Input data »

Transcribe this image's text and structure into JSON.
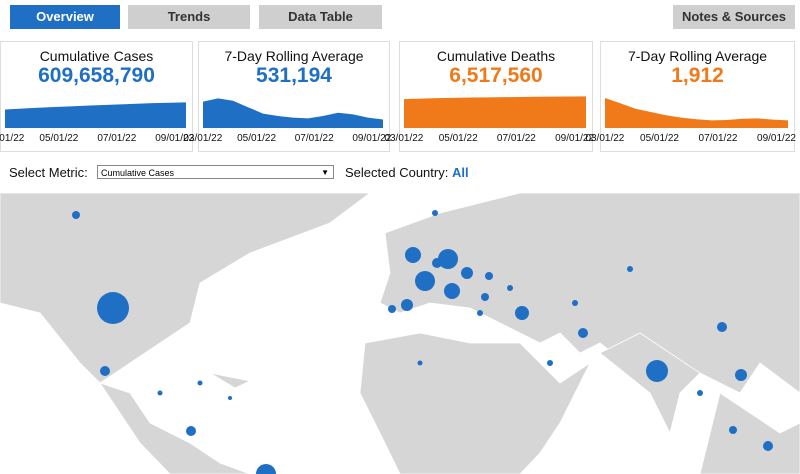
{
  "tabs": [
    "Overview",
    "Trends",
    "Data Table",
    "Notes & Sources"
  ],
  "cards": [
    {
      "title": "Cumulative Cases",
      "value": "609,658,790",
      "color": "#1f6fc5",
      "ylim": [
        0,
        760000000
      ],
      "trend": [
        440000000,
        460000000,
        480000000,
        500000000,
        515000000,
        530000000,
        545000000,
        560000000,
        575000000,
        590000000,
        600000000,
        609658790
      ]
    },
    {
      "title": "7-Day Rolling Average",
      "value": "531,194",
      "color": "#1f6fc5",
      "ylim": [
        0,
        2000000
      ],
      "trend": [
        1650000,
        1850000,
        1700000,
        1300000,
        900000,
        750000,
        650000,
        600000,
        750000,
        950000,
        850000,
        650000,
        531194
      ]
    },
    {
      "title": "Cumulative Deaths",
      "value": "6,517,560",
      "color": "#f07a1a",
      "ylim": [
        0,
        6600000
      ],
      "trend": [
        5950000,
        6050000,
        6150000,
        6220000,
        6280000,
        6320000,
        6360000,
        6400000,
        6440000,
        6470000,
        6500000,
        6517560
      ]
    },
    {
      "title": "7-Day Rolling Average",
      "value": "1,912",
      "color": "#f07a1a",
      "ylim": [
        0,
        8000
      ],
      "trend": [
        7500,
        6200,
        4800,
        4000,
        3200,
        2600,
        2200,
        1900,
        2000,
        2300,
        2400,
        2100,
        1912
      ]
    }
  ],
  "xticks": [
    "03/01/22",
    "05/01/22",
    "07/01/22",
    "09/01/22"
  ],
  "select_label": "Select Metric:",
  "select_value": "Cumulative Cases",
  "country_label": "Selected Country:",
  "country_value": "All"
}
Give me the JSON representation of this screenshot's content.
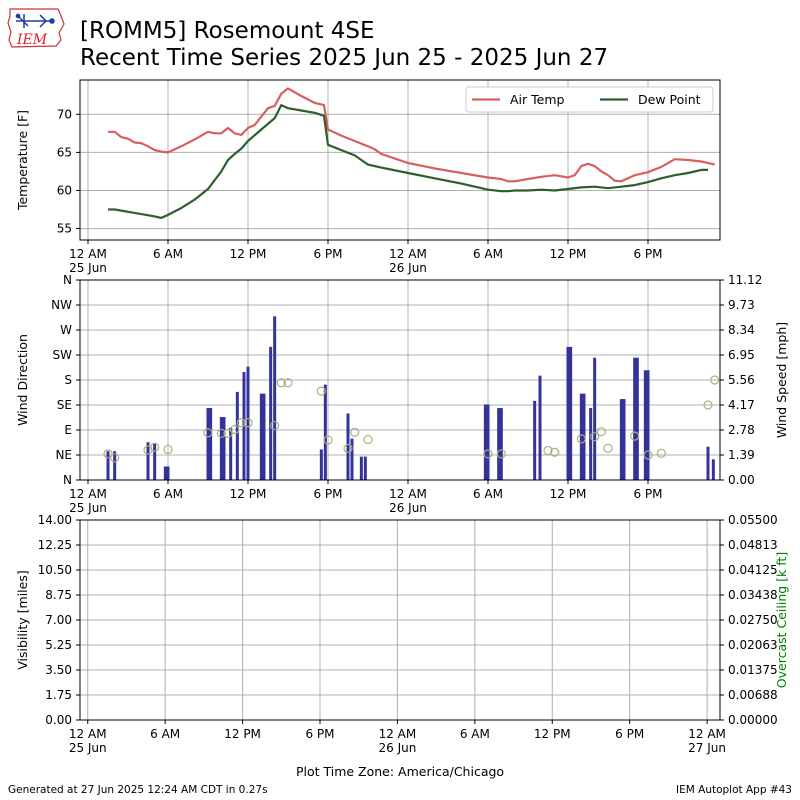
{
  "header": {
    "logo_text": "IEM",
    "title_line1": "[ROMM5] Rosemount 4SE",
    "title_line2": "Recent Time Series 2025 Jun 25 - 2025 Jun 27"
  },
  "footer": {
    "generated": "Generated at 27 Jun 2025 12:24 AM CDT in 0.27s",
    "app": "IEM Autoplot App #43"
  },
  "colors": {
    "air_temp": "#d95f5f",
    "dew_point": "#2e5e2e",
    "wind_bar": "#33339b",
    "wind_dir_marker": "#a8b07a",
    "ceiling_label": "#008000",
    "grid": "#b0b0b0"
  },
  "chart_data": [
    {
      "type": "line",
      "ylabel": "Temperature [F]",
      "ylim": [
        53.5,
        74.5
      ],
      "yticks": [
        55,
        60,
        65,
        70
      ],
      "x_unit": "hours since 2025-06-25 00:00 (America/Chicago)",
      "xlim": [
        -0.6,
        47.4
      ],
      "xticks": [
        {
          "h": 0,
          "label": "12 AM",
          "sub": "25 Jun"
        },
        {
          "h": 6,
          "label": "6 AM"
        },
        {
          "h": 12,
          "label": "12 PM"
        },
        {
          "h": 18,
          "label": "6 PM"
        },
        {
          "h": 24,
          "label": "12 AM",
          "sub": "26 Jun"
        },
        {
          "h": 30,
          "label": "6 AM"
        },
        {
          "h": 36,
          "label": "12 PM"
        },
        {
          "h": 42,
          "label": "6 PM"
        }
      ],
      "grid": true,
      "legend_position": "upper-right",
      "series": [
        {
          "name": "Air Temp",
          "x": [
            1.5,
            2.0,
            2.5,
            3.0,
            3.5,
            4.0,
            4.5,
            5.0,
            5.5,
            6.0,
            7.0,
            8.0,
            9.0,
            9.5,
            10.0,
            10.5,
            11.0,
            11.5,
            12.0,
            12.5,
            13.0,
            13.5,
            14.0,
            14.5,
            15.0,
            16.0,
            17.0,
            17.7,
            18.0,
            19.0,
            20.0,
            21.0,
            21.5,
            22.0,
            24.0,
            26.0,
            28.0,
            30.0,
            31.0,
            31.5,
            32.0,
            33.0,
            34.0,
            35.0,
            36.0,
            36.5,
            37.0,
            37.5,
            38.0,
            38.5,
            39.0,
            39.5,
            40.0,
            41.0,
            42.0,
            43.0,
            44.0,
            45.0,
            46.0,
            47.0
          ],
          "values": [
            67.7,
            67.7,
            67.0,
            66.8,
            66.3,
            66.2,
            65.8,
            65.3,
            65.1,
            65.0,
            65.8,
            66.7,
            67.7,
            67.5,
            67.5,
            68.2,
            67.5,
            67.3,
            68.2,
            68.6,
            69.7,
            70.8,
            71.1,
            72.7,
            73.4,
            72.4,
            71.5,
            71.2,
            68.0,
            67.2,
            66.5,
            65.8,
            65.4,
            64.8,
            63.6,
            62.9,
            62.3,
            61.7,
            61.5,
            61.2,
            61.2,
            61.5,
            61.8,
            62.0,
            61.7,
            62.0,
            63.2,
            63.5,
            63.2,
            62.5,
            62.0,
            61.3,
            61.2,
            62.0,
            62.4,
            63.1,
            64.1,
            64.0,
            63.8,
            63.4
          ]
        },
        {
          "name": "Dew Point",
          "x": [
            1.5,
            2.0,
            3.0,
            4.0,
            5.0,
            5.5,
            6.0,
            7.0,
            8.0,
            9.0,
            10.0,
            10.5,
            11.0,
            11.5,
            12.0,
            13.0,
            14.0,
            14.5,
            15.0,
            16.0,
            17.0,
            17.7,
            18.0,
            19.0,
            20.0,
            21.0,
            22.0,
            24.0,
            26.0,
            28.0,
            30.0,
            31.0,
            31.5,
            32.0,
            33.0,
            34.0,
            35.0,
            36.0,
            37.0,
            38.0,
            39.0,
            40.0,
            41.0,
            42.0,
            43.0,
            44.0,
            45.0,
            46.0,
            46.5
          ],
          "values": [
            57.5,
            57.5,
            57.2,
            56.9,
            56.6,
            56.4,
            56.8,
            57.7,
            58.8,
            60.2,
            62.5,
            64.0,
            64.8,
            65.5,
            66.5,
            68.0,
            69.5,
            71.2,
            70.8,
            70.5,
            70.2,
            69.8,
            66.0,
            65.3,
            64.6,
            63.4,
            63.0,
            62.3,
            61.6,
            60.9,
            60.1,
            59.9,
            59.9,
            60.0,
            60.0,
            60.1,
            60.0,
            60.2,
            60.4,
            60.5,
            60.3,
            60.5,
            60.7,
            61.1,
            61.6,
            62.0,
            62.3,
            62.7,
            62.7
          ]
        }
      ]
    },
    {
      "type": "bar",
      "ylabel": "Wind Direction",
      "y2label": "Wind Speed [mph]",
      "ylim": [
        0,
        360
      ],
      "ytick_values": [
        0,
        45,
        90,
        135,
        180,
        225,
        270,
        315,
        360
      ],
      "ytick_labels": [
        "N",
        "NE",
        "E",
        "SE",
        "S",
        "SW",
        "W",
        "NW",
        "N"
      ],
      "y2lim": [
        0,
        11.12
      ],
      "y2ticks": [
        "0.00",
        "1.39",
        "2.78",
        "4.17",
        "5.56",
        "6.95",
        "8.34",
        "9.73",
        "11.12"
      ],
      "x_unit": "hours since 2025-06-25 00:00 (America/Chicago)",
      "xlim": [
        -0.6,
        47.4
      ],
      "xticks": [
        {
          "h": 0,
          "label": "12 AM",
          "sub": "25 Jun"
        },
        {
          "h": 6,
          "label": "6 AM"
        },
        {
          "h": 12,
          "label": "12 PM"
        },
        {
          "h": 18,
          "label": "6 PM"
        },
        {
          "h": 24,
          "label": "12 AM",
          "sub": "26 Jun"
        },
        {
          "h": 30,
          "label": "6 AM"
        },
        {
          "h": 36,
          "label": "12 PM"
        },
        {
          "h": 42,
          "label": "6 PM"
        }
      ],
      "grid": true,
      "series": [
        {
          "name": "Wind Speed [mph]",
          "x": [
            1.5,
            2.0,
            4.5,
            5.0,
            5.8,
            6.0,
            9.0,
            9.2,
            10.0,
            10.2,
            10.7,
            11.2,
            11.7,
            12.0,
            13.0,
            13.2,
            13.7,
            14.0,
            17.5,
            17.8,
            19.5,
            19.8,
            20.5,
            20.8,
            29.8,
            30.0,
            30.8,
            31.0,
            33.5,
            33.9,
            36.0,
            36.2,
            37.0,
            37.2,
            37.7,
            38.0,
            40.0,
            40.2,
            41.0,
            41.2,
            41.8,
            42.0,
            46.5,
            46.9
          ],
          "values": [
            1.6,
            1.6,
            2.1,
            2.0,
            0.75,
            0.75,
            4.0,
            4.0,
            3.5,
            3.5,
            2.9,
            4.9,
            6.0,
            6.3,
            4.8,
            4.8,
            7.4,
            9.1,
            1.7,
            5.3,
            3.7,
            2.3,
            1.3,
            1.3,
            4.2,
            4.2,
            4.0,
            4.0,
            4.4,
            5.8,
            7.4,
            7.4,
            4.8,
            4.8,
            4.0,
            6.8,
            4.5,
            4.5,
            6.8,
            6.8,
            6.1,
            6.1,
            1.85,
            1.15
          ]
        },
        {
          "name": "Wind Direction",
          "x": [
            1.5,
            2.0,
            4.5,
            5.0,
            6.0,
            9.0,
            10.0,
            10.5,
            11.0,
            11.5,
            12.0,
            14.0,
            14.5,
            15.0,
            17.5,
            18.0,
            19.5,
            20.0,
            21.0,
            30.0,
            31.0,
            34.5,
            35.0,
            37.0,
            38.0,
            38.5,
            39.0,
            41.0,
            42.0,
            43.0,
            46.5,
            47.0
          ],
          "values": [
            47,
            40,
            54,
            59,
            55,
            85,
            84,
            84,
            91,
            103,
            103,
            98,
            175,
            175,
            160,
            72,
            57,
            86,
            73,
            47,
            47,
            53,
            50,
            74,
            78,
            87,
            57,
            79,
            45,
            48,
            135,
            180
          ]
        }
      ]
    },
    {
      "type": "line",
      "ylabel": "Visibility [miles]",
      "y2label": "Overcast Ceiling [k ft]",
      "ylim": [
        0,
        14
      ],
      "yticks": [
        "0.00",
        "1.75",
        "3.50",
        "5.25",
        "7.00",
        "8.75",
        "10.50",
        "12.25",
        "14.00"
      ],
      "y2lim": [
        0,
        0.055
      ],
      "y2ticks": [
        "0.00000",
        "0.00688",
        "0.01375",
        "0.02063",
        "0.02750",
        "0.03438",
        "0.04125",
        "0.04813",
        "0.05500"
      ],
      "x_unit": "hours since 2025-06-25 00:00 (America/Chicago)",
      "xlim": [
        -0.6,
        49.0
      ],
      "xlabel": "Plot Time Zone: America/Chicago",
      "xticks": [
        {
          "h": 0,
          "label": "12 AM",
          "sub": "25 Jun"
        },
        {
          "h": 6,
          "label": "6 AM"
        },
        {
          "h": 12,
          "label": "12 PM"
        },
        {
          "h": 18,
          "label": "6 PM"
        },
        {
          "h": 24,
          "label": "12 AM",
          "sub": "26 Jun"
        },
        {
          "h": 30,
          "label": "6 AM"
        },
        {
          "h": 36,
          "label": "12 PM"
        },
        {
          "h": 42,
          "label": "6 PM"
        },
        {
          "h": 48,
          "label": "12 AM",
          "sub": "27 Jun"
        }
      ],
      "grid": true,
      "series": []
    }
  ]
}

--

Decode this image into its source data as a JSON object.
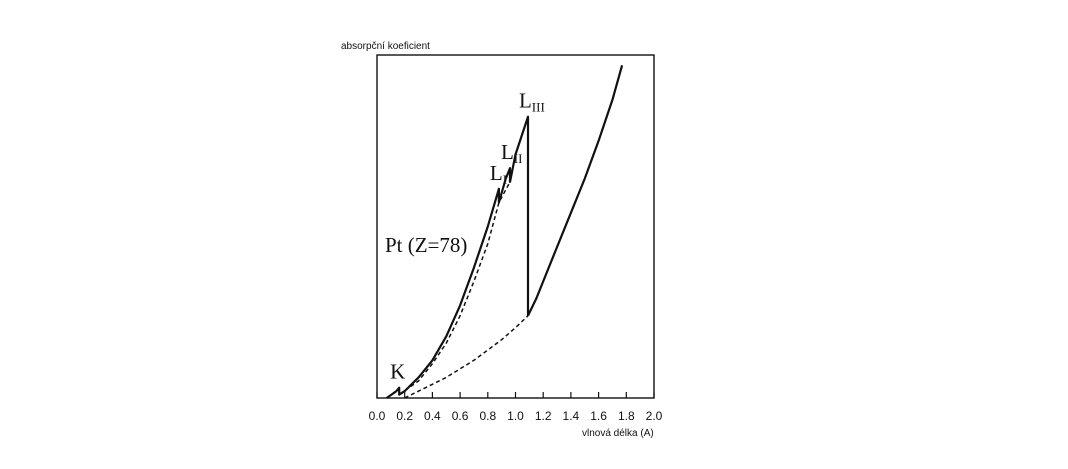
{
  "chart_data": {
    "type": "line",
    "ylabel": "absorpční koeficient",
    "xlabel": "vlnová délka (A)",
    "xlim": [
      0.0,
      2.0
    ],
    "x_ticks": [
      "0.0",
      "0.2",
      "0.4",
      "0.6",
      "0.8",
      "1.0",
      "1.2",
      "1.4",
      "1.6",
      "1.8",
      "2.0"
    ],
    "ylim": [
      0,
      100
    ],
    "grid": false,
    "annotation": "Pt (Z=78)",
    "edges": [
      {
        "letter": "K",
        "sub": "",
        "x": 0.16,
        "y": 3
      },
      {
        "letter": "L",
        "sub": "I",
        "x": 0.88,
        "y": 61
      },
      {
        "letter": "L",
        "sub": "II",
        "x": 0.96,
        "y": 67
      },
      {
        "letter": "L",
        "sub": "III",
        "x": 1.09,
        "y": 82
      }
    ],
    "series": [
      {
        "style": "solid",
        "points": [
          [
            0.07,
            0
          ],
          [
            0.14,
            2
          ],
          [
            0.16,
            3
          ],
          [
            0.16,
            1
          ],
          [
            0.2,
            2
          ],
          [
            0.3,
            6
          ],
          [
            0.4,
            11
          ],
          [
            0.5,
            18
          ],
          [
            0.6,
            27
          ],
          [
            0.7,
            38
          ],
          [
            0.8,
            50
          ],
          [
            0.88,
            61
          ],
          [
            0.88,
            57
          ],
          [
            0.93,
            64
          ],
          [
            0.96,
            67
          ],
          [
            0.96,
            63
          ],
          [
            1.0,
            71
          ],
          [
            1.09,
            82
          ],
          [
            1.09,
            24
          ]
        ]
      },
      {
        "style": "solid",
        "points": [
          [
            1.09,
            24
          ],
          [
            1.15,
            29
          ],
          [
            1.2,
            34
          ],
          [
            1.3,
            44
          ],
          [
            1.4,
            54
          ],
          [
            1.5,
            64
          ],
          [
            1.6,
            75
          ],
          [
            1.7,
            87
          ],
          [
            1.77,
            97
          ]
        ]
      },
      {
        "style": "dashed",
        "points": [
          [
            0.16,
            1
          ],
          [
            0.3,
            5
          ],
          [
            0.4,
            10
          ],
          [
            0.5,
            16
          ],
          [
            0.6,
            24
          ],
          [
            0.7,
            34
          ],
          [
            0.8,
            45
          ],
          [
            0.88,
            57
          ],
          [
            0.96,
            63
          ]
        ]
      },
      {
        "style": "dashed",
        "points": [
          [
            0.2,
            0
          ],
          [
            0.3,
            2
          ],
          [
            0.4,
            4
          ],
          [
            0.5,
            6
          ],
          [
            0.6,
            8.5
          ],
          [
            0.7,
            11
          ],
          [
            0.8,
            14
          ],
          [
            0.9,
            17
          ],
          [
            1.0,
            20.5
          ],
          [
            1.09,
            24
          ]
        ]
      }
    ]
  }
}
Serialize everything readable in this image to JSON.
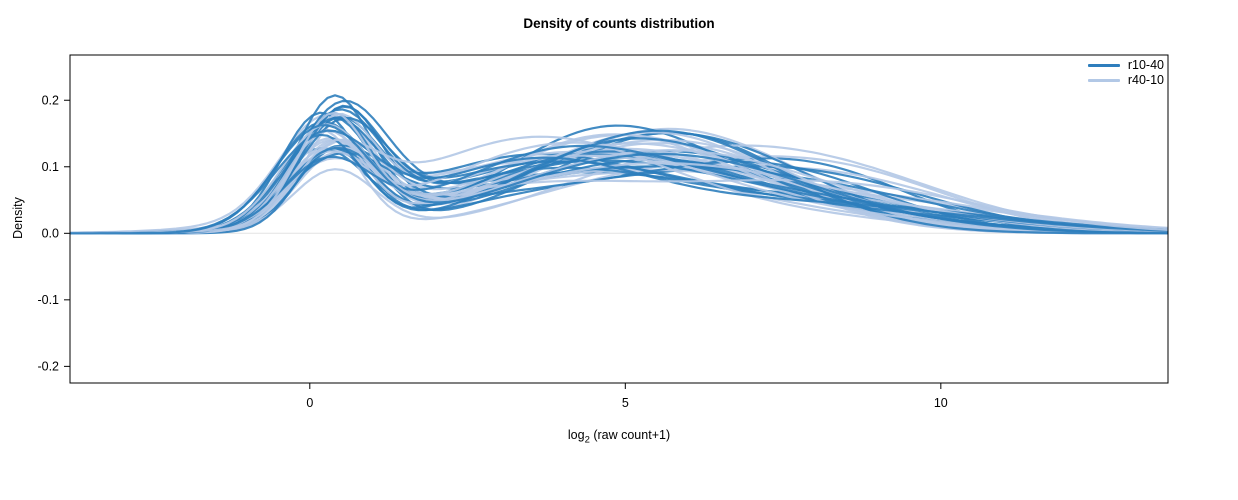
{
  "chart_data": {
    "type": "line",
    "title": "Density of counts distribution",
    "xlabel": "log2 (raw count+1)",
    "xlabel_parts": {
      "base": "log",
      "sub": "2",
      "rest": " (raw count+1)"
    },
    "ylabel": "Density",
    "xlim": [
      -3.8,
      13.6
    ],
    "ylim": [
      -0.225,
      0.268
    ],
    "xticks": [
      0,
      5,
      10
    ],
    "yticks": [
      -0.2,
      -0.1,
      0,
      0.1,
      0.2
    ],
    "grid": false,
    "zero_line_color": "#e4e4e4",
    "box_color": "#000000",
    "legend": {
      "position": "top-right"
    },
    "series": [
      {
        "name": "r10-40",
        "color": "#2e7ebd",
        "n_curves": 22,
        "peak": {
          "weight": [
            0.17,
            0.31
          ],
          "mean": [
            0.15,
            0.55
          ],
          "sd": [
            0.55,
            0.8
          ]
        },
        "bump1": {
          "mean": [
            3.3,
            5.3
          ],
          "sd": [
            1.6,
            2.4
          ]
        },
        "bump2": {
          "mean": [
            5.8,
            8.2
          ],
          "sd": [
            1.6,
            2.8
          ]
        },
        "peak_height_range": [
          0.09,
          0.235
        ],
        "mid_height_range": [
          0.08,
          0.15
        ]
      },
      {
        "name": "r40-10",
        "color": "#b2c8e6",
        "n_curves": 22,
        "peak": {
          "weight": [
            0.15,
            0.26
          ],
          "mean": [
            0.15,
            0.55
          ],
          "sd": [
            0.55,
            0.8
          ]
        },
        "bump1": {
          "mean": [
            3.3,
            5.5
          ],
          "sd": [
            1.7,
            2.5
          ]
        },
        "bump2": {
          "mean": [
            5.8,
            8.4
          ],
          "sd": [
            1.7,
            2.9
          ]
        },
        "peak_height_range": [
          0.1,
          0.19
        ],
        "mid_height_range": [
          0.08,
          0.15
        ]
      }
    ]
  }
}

...

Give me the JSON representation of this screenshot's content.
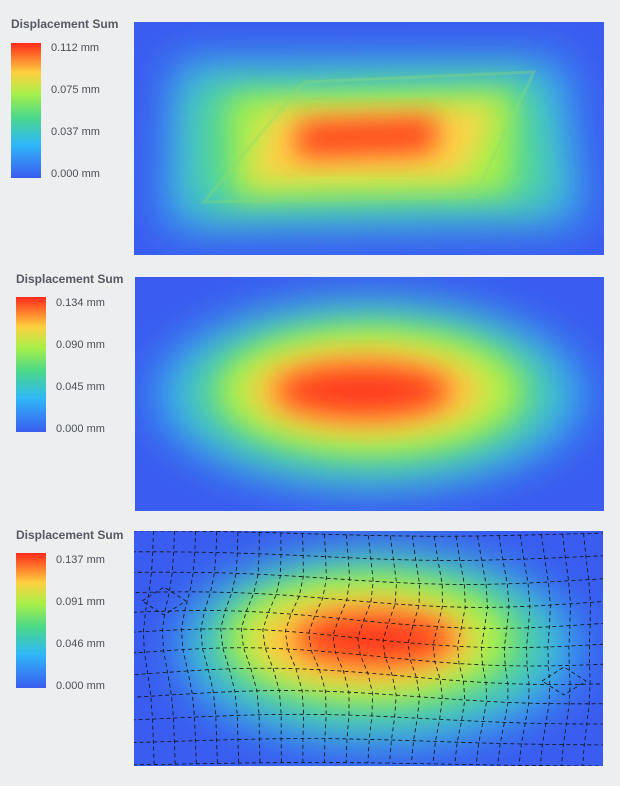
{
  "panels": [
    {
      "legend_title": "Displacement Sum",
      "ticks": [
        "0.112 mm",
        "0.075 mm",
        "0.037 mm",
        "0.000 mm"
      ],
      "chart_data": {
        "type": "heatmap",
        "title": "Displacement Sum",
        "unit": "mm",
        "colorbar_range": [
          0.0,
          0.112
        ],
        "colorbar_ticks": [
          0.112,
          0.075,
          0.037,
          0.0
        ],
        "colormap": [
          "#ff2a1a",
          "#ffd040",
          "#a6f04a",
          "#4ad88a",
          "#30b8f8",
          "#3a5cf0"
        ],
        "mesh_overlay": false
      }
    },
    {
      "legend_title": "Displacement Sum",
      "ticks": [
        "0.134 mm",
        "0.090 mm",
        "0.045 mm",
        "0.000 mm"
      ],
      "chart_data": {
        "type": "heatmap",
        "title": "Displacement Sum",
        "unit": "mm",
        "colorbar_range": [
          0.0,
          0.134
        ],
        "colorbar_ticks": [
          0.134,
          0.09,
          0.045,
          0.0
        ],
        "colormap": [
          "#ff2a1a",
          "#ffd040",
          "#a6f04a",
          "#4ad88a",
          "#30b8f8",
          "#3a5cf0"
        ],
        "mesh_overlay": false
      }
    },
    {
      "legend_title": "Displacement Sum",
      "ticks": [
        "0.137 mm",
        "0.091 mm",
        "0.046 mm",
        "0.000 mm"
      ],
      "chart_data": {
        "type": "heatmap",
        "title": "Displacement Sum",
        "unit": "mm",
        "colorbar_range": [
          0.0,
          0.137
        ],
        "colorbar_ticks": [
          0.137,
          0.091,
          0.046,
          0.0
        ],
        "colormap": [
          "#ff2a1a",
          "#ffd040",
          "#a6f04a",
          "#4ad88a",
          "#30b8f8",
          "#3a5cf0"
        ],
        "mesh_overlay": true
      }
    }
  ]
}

Given problem »
Copy every line of the listing where the word "right" appears.

Expected answer »
      "legend_position": "upper-right",
      "position": "top-right"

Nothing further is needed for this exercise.